Vorliegender Text:
====
Theophil Zolling (Hrsg.), Heinrich von Kleists sämtliche Werke. Erster Teil.
Gedichte. Familie Schroffenstein. Familie Ghonorez (Berlin, Stuttgart: Spemann [1885])
(Deutsche National-Litteratur, 149. Band), Anhang, CXXXVf.
Alimentations-Kontrakt für Julie Kuntze und Christian Gottfried Körner
1. Alimentations-Contract Julie Kuntze und Dr. Chr. G. Körner
betreffend. \1\
Zu wissen sey hiermit, daß zwischen dem Hrn. Banquier Christoph Heinrich Ploss
zu Leipzig, als Vormund der minderjährigen Demoiselle Emma Juliane Kuntze
daselbst an einem, und dem Herrn Appellations-Rath Dr. Johann Gottfried Körner\2\ zu Dresden, am andern Theile,
untengesetzten Tages, nachfolgender Alimentations-Contract verabhandelt u.
volzogen worden ist.
1) Es übergiebt der Hr.
Banquier Ploss, seine Pflegebefohlene Demoiselle Emma Juliane Kuntze dem
Hrn. Appellations-Rath Dr. Körner zur Erhaltung und Aufsicht, dem Wunsche
des verstorbenen Herrn Kuntze gemäs von dato an, auf unbestimmte Zeit dergestalt
und also, daß es der Demoiselle Kuntze erlaubt ist, bis zu ihrer Mündigkeit
oder Verheirathung und so lange es ihm, dem Herrn Vormunde gefällt, den Aufenthalt in des
Herrn Appellations-Rath Dr. Körners, Familie, fortzusetzen.
2) Von Seiten des Hrn.
Appellations-Raths Dr. Körners, kann nur sein oder seiner Ehegattin
Todt hierinnen eine Aenderung machen, im maaßen in einem dieser beiden Fälle der
gegenwärtige Alimentations Kontrackt sofort für aufgehoben geachtet werden
soll.
====
Datenauszüge:
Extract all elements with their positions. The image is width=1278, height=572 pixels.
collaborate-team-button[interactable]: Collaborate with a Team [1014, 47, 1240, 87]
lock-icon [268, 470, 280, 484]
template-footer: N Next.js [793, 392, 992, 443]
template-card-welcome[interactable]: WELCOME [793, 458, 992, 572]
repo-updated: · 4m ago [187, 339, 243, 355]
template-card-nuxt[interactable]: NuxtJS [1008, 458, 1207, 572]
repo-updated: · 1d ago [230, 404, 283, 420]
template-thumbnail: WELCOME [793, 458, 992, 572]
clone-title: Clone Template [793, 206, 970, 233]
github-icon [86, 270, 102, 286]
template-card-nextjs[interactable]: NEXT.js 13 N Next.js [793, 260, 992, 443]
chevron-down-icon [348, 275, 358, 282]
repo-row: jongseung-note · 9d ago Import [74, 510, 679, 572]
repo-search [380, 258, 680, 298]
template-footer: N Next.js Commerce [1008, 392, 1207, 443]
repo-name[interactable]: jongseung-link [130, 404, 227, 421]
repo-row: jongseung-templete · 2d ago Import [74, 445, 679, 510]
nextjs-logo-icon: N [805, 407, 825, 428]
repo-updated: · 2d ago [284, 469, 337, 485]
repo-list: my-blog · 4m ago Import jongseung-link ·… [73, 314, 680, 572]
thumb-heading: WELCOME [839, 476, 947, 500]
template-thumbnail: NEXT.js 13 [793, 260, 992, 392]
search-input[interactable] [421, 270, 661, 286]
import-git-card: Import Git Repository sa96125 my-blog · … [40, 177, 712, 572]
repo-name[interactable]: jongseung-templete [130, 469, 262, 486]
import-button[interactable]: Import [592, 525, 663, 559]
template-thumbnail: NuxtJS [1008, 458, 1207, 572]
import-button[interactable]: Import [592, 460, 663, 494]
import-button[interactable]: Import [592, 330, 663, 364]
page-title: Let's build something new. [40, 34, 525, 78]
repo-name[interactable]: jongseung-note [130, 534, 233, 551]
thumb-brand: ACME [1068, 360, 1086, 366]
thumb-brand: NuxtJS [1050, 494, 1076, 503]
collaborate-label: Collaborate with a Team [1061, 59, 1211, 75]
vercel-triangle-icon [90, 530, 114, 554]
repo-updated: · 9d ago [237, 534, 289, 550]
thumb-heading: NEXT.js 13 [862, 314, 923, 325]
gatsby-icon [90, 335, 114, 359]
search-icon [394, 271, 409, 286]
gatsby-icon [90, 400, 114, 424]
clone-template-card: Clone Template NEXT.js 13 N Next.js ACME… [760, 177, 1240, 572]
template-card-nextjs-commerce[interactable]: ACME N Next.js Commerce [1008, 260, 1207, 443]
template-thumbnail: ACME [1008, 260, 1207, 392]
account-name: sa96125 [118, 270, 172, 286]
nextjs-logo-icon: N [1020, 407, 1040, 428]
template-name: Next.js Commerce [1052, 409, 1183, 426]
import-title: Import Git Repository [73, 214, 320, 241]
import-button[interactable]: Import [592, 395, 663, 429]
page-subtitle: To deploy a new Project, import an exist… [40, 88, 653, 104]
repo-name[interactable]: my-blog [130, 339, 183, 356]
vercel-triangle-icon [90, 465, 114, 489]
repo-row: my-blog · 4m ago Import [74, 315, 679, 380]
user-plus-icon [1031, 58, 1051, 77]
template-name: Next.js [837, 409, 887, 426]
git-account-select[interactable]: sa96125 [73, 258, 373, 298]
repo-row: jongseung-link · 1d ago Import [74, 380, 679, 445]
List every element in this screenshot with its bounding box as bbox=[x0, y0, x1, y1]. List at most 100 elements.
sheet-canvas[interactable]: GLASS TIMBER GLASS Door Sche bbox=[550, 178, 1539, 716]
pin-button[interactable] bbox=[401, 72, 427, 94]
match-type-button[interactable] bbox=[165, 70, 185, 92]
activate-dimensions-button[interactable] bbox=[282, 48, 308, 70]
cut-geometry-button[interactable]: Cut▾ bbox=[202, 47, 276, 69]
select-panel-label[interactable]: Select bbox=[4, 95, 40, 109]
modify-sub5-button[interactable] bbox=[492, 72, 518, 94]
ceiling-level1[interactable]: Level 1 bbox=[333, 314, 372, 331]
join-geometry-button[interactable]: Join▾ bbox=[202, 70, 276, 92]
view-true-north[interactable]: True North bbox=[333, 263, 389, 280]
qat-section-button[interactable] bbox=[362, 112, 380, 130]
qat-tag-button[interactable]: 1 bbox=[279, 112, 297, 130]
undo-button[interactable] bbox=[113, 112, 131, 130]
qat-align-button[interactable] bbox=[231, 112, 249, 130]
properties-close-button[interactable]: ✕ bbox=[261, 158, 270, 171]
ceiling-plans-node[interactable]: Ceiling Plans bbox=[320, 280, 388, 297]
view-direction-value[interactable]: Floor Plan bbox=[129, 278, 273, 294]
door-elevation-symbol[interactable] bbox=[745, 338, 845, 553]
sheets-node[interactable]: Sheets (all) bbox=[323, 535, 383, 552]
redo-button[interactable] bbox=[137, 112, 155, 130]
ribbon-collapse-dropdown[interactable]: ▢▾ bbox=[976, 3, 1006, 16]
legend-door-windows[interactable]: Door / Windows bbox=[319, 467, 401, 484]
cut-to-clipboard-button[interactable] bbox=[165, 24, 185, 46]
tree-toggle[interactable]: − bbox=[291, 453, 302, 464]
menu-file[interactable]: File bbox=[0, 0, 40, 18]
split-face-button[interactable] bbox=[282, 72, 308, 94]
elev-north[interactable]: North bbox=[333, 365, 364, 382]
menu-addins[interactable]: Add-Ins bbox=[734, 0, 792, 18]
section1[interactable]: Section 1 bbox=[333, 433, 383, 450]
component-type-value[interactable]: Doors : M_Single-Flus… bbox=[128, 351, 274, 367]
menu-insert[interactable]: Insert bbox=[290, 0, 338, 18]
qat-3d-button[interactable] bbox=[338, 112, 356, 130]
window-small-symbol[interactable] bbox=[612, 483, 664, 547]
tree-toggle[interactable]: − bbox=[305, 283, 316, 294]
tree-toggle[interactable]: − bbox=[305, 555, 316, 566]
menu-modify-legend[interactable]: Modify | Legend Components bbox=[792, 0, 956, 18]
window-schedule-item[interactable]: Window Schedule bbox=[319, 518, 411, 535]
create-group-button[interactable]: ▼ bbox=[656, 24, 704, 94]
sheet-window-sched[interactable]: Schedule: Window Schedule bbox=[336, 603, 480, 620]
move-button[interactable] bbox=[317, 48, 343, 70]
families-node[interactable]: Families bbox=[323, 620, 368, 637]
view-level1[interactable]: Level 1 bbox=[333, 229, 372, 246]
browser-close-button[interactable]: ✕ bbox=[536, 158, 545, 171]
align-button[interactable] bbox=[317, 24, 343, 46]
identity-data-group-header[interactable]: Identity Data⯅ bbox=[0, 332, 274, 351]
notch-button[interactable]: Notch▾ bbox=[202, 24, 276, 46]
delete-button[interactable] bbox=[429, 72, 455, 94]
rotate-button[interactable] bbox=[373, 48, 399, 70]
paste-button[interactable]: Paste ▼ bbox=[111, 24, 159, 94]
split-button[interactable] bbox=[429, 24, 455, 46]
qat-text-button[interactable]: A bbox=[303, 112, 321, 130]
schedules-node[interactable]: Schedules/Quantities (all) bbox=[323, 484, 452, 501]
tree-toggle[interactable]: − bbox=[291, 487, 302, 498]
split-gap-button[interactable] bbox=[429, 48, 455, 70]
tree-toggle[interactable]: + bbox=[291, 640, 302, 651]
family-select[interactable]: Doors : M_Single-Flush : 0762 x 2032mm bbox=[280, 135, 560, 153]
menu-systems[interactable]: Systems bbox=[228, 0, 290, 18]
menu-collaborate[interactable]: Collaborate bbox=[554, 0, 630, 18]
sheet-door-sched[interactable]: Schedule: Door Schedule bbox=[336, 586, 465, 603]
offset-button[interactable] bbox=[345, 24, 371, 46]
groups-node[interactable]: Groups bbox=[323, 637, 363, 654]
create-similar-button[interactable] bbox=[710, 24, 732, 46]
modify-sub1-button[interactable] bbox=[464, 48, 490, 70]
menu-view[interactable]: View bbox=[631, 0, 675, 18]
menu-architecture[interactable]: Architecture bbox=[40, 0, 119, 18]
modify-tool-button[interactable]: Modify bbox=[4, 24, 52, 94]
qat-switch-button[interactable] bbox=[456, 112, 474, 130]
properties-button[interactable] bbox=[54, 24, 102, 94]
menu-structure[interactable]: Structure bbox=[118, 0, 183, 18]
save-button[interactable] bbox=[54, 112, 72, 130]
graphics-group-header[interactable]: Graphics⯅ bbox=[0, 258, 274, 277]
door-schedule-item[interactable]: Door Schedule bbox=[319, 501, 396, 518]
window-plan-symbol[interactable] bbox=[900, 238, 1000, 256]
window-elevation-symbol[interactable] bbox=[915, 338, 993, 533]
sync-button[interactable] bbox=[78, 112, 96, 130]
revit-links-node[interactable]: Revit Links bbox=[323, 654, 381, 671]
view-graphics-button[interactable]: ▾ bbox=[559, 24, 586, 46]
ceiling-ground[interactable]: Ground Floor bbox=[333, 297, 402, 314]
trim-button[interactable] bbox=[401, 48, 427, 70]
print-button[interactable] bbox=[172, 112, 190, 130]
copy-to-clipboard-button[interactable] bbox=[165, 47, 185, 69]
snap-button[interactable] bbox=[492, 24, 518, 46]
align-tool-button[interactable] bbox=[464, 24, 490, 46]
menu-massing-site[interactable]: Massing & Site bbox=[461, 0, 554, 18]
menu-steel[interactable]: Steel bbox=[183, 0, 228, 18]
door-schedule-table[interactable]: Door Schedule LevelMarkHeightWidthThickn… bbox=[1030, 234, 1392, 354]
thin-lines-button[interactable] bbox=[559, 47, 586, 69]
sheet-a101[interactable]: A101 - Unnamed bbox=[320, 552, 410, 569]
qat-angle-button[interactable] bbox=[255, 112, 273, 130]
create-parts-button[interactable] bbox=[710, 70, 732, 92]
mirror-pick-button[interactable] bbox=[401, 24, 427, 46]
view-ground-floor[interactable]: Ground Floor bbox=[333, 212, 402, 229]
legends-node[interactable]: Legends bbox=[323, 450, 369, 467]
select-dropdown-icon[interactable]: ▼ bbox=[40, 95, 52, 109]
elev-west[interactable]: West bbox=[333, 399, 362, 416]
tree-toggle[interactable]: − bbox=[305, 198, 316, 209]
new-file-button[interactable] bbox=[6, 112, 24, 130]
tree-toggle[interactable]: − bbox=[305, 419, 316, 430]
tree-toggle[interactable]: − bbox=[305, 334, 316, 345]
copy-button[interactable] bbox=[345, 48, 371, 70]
====
Aufgabe A: Wiederhole den Abschnitt aus dem Vertragstext Wort für Wort, angefangen bei "Gedichte. Familie Schroffenstein." und weiter bis einschließlich "Alimentations-Contract verabhandelt u.".
Aufgabe B: Wer ist laut dem Vertragstext der Vormund von Emma Juliane Kuntze?

Lösung A:
Gedichte. Familie Schroffenstein. Familie Ghonorez (Berlin, Stuttgart: Spemann [1885])
(Deutsche National-Litteratur, 149. Band), Anhang, CXXXVf.
Alimentations-Kontrakt für Julie Kuntze und Christian Gottfried Körner
1. Alimentations-Contract Julie Kuntze und Dr. Chr. G. Körner
betreffend. \1\
Zu wissen sey hiermit, daß zwischen dem Hrn. Banquier Christoph Heinrich Ploss
zu Leipzig, als Vormund der minderjährigen Demoiselle Emma Juliane Kuntze
daselbst an einem, und dem Herrn Appellations-Rath Dr. Johann Gottfried Körner\2\ zu Dresden, am andern Theile,
untengesetzten Tages, nachfolgender Alimentations-Contract verabhandelt u.

Lösung B: Der Banquier Christoph Heinrich Ploss zu Leipzig.